▶ _WHAT THIS TASK INVOLVES_:
Pull each line holding the word "닭다리살" from the data.

(Extracted data entries)
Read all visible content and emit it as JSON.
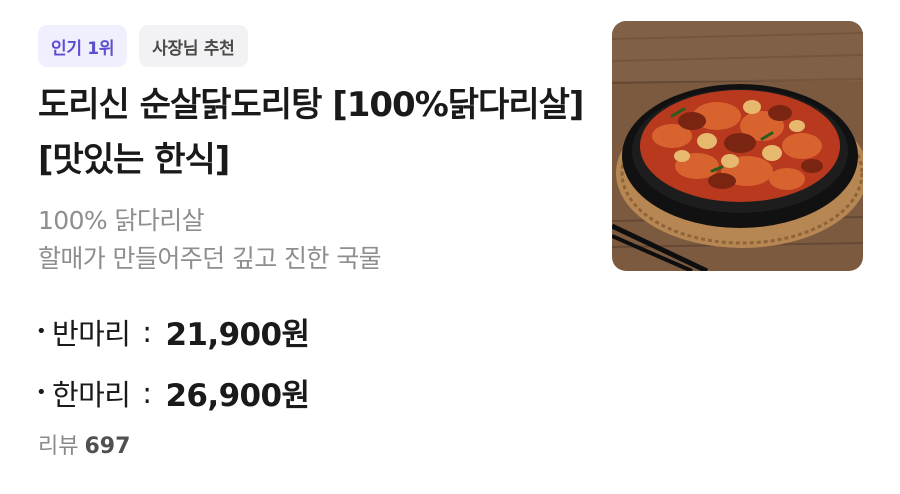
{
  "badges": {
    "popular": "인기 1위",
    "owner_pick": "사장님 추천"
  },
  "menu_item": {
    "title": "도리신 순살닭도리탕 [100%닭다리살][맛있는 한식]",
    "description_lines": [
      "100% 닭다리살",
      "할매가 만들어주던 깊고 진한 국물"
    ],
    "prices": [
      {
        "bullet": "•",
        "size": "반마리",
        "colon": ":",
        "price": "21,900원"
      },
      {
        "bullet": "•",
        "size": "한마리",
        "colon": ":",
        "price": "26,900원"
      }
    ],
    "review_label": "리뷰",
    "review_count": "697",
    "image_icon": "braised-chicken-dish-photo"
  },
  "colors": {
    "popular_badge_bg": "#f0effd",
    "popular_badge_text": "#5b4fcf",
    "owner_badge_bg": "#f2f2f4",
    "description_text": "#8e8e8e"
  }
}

▶ _RESPONSE TO THE EXERCISE_:
    "title": "도리신 순살닭도리탕 [100%닭다리살][맛있는 한식]",
      "100% 닭다리살",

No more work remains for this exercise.